[Data records]

****

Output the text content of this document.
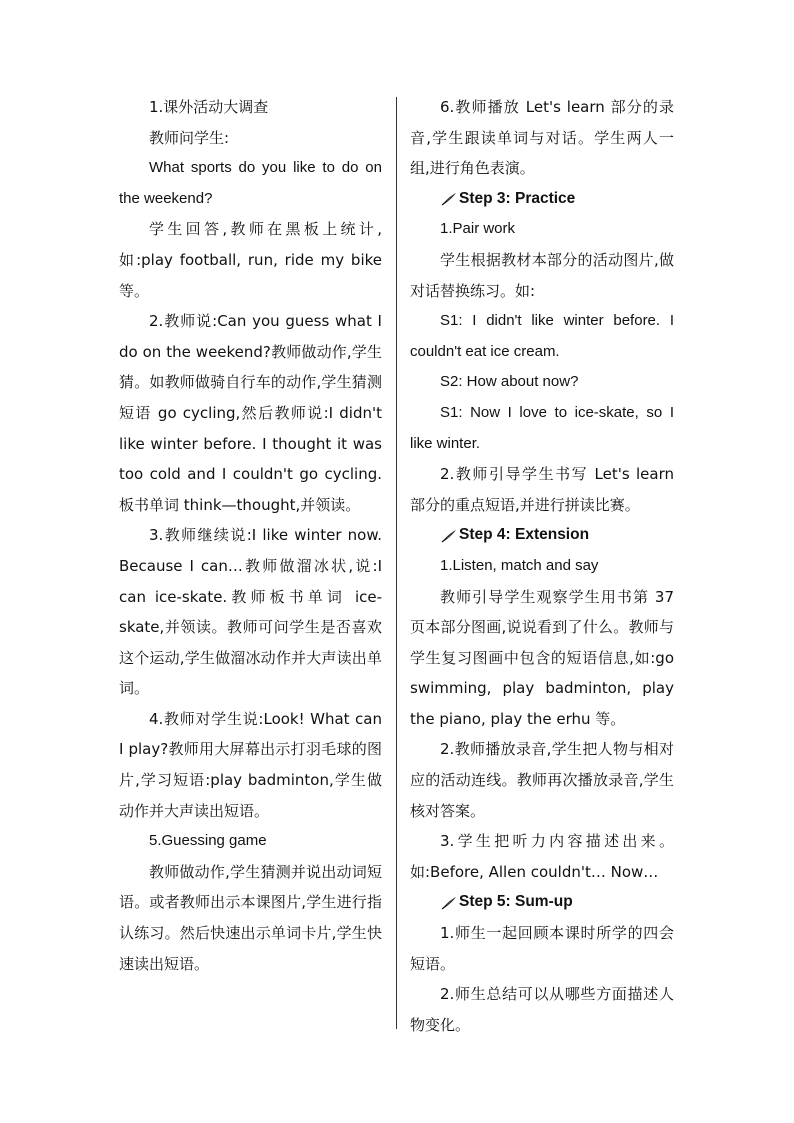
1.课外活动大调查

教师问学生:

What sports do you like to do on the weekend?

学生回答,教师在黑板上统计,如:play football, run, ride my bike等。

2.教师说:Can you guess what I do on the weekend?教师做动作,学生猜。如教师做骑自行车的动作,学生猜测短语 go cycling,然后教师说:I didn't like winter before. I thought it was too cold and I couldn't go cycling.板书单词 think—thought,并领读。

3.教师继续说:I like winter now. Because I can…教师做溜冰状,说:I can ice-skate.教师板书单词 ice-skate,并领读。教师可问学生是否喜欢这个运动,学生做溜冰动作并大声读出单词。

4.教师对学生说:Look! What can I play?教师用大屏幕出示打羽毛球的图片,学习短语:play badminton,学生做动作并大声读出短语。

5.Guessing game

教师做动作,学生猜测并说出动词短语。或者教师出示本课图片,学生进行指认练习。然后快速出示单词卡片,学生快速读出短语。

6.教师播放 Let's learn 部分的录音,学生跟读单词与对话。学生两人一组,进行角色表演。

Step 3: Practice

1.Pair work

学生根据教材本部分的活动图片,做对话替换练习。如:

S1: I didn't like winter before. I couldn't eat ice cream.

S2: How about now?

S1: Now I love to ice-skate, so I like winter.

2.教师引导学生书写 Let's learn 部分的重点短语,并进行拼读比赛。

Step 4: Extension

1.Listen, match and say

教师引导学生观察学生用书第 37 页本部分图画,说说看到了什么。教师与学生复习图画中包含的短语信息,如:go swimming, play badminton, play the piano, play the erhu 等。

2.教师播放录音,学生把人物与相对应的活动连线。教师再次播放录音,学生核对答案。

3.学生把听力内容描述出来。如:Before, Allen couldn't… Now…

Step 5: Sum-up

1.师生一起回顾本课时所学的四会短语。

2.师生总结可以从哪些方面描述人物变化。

****

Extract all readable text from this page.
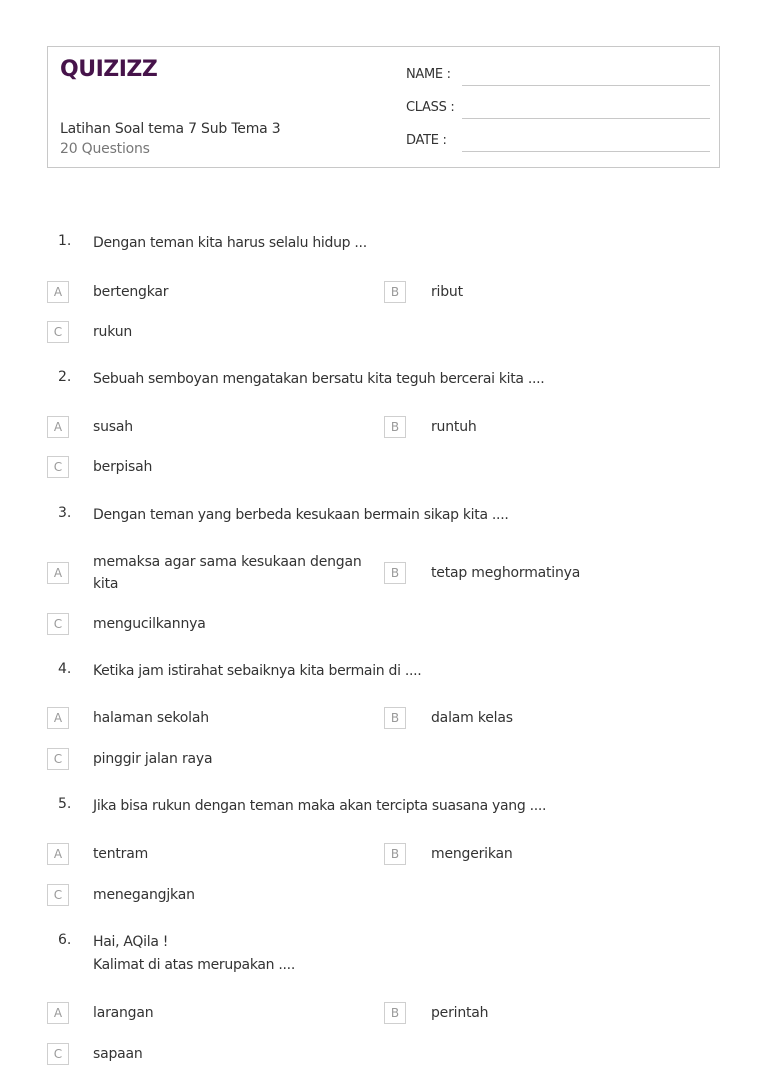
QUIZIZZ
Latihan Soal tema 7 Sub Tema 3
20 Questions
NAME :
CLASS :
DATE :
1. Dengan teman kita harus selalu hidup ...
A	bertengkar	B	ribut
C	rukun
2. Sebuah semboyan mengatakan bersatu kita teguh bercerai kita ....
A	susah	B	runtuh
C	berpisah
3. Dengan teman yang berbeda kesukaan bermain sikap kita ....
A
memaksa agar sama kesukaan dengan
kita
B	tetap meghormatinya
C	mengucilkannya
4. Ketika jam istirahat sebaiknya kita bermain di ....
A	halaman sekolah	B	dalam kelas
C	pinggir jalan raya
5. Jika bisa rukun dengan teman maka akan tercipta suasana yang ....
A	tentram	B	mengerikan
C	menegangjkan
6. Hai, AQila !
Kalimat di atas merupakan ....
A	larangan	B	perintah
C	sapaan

****

Extract each line from the entries above that contains the string "yang".

RESULT OF THIS EXERCISE
3. Dengan teman yang berbeda kesukaan bermain sikap kita ....
5. Jika bisa rukun dengan teman maka akan tercipta suasana yang ....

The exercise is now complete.